• **TASK DESCRIPTION**
Filter the data for lines with the word "xlabel", then copy every line so identified.

• **EXTRACTED ENTRIES**
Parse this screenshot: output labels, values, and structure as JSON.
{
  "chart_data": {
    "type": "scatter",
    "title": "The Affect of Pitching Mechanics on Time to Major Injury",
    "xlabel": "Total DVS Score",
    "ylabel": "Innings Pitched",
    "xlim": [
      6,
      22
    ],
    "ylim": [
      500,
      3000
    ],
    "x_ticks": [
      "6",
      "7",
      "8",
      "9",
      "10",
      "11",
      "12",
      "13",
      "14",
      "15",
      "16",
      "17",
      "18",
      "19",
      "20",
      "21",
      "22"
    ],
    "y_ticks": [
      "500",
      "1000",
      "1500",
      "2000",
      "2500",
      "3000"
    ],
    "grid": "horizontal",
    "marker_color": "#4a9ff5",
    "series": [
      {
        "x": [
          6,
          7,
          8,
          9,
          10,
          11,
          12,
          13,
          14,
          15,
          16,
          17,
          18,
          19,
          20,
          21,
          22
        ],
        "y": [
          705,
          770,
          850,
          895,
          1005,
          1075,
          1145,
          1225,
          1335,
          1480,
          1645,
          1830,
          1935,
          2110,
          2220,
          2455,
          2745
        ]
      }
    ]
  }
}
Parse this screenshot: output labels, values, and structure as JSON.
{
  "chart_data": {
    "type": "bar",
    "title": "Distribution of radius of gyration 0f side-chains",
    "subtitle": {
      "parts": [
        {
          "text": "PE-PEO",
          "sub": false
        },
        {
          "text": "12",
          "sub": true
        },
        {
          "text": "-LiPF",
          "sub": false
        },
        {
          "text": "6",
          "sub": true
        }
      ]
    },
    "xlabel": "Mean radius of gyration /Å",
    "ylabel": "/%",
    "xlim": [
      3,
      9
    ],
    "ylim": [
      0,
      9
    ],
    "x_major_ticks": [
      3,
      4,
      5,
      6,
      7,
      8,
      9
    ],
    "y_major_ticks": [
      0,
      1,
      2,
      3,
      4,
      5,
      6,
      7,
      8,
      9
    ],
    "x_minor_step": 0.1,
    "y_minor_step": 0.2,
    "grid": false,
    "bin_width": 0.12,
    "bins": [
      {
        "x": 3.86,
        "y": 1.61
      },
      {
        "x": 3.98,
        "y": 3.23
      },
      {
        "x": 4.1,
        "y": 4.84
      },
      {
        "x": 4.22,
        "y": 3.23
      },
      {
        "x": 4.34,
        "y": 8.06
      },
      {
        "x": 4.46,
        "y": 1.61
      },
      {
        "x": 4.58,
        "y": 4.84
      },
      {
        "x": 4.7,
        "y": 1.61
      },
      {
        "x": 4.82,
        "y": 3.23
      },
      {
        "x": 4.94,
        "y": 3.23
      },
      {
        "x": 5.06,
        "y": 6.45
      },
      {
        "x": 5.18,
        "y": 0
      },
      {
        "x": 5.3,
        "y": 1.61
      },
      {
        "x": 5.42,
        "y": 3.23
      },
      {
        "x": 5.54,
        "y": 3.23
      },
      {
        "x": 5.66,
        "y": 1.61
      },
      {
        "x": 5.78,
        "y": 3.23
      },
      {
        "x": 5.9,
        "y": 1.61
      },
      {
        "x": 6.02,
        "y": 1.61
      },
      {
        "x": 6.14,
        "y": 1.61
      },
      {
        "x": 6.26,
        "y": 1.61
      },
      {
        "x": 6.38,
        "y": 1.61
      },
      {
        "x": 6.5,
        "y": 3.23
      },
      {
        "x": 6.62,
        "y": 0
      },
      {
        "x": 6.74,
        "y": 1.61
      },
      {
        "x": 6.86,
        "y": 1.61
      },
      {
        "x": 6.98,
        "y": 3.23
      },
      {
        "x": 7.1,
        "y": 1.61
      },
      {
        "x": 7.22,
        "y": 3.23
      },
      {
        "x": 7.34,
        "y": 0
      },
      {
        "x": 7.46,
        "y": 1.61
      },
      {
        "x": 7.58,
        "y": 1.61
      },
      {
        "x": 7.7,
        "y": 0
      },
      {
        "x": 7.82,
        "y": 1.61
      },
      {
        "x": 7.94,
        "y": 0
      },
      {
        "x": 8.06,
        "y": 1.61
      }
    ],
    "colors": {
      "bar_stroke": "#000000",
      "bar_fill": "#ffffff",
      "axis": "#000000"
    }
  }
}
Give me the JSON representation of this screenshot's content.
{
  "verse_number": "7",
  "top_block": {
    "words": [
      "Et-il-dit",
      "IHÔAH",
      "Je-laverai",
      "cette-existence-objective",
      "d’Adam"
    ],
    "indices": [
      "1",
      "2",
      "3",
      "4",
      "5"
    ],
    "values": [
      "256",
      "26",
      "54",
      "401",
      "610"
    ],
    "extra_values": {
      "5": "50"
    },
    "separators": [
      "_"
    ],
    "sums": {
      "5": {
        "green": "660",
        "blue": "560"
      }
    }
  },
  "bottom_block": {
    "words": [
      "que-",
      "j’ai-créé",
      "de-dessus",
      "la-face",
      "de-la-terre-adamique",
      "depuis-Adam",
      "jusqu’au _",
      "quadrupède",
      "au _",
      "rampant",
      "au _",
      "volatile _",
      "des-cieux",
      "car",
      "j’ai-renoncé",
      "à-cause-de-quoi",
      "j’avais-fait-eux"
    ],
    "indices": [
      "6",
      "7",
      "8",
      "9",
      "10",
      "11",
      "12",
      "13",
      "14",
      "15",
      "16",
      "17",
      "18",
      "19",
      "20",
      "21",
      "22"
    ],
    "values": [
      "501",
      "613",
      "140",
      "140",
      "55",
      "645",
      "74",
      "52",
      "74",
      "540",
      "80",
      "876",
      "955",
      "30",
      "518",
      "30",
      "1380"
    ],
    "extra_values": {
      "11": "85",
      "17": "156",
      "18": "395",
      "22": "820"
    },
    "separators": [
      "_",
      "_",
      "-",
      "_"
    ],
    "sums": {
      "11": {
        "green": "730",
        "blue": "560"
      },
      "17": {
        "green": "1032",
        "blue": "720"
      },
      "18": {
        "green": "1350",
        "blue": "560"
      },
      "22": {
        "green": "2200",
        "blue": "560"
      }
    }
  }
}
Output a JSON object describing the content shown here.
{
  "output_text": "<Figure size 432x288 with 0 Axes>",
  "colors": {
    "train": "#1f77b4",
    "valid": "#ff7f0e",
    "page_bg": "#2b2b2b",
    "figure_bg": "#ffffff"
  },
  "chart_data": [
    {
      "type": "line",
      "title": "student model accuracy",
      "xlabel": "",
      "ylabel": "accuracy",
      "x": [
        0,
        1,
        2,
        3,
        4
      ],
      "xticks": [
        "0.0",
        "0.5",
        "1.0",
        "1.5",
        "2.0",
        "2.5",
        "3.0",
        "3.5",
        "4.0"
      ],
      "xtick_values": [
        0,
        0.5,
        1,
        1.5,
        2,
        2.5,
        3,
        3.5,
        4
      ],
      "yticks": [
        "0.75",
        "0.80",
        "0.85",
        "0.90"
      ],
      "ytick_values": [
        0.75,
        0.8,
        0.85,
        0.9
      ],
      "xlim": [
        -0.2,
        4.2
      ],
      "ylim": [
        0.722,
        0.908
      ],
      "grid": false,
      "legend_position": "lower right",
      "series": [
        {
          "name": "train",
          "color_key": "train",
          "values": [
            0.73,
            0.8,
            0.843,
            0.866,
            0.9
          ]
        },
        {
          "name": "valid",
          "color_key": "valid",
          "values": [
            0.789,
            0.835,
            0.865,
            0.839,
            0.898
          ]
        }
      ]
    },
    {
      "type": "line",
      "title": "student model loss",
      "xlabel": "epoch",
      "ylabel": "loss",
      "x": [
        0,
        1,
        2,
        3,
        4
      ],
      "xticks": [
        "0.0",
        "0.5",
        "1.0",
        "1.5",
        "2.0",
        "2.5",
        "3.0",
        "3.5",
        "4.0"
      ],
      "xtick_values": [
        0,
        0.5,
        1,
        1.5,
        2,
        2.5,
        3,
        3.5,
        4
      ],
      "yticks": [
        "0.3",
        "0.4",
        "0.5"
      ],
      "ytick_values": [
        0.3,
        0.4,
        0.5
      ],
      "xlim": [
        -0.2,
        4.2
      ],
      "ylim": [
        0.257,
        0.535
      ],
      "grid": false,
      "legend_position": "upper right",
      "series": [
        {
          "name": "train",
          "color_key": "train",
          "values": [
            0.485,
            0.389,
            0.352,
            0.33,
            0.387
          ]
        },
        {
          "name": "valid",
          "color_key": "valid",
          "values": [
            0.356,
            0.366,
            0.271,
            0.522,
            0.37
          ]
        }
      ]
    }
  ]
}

• **OUTPUT FOR THIS TASK**
    "xlabel": "Total DVS Score",
    "xlabel": "Mean radius of gyration /Å",
      "xlabel": "",
      "xlabel": "epoch",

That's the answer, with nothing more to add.